What you are asked to do
Make an exact copy of the listing below.

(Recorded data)

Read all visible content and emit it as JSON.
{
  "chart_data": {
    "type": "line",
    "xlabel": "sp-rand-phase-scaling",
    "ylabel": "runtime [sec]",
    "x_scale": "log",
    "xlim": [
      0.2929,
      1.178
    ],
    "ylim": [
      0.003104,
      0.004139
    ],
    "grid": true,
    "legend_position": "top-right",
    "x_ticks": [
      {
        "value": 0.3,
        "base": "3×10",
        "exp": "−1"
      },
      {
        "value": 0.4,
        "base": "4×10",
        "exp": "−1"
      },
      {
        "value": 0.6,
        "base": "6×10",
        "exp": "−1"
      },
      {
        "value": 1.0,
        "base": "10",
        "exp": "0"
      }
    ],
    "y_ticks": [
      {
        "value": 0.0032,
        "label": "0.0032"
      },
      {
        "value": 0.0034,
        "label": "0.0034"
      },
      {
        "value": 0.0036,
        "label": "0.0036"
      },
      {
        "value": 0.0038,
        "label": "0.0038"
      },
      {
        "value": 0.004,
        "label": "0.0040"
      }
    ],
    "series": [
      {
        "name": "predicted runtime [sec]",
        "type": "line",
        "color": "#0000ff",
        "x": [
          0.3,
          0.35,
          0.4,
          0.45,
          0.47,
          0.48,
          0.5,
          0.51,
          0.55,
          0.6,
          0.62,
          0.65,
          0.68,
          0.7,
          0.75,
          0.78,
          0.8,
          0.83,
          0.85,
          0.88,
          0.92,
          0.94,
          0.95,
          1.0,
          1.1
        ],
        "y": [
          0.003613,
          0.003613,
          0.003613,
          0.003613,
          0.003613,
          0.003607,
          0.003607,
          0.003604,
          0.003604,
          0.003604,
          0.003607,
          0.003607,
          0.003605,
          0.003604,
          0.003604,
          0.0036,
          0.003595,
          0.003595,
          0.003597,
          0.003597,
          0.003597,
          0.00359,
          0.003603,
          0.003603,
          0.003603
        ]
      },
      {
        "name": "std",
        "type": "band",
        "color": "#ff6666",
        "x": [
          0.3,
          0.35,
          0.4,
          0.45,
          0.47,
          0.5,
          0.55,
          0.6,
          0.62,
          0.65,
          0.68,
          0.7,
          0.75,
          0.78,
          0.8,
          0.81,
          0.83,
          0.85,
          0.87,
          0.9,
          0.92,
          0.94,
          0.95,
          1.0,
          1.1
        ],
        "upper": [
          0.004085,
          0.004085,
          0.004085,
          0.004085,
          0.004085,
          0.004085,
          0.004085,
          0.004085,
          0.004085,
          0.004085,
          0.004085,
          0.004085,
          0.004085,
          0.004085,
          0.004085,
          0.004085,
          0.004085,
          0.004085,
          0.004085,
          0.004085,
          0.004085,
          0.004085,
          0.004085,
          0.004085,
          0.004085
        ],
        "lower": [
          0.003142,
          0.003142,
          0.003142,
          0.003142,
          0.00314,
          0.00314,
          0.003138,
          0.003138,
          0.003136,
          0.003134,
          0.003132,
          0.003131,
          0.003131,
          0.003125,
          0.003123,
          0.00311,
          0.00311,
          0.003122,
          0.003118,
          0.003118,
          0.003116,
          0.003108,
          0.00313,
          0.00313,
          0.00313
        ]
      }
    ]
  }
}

Exercise output
Read all visible content and emit it as JSON.
{
  "chart_data": {
    "type": "line",
    "xlabel": "sp-rand-phase-scaling",
    "ylabel": "runtime [sec]",
    "x_scale": "log",
    "xlim": [
      0.2929,
      1.178
    ],
    "ylim": [
      0.003104,
      0.004139
    ],
    "grid": true,
    "legend_position": "top-right",
    "x_ticks": [
      {
        "value": 0.3,
        "base": "3×10",
        "exp": "−1"
      },
      {
        "value": 0.4,
        "base": "4×10",
        "exp": "−1"
      },
      {
        "value": 0.6,
        "base": "6×10",
        "exp": "−1"
      },
      {
        "value": 1.0,
        "base": "10",
        "exp": "0"
      }
    ],
    "y_ticks": [
      {
        "value": 0.0032,
        "label": "0.0032"
      },
      {
        "value": 0.0034,
        "label": "0.0034"
      },
      {
        "value": 0.0036,
        "label": "0.0036"
      },
      {
        "value": 0.0038,
        "label": "0.0038"
      },
      {
        "value": 0.004,
        "label": "0.0040"
      }
    ],
    "series": [
      {
        "name": "predicted runtime [sec]",
        "type": "line",
        "color": "#0000ff",
        "x": [
          0.3,
          0.35,
          0.4,
          0.45,
          0.47,
          0.48,
          0.5,
          0.51,
          0.55,
          0.6,
          0.62,
          0.65,
          0.68,
          0.7,
          0.75,
          0.78,
          0.8,
          0.83,
          0.85,
          0.88,
          0.92,
          0.94,
          0.95,
          1.0,
          1.1
        ],
        "y": [
          0.003613,
          0.003613,
          0.003613,
          0.003613,
          0.003613,
          0.003607,
          0.003607,
          0.003604,
          0.003604,
          0.003604,
          0.003607,
          0.003607,
          0.003605,
          0.003604,
          0.003604,
          0.0036,
          0.003595,
          0.003595,
          0.003597,
          0.003597,
          0.003597,
          0.00359,
          0.003603,
          0.003603,
          0.003603
        ]
      },
      {
        "name": "std",
        "type": "band",
        "color": "#ff6666",
        "x": [
          0.3,
          0.35,
          0.4,
          0.45,
          0.47,
          0.5,
          0.55,
          0.6,
          0.62,
          0.65,
          0.68,
          0.7,
          0.75,
          0.78,
          0.8,
          0.81,
          0.83,
          0.85,
          0.87,
          0.9,
          0.92,
          0.94,
          0.95,
          1.0,
          1.1
        ],
        "upper": [
          0.004085,
          0.004085,
          0.004085,
          0.004085,
          0.004085,
          0.004085,
          0.004085,
          0.004085,
          0.004085,
          0.004085,
          0.004085,
          0.004085,
          0.004085,
          0.004085,
          0.004085,
          0.004085,
          0.004085,
          0.004085,
          0.004085,
          0.004085,
          0.004085,
          0.004085,
          0.004085,
          0.004085,
          0.004085
        ],
        "lower": [
          0.003142,
          0.003142,
          0.003142,
          0.003142,
          0.00314,
          0.00314,
          0.003138,
          0.003138,
          0.003136,
          0.003134,
          0.003132,
          0.003131,
          0.003131,
          0.003125,
          0.003123,
          0.00311,
          0.00311,
          0.003122,
          0.003118,
          0.003118,
          0.003116,
          0.003108,
          0.00313,
          0.00313,
          0.00313
        ]
      }
    ]
  }
}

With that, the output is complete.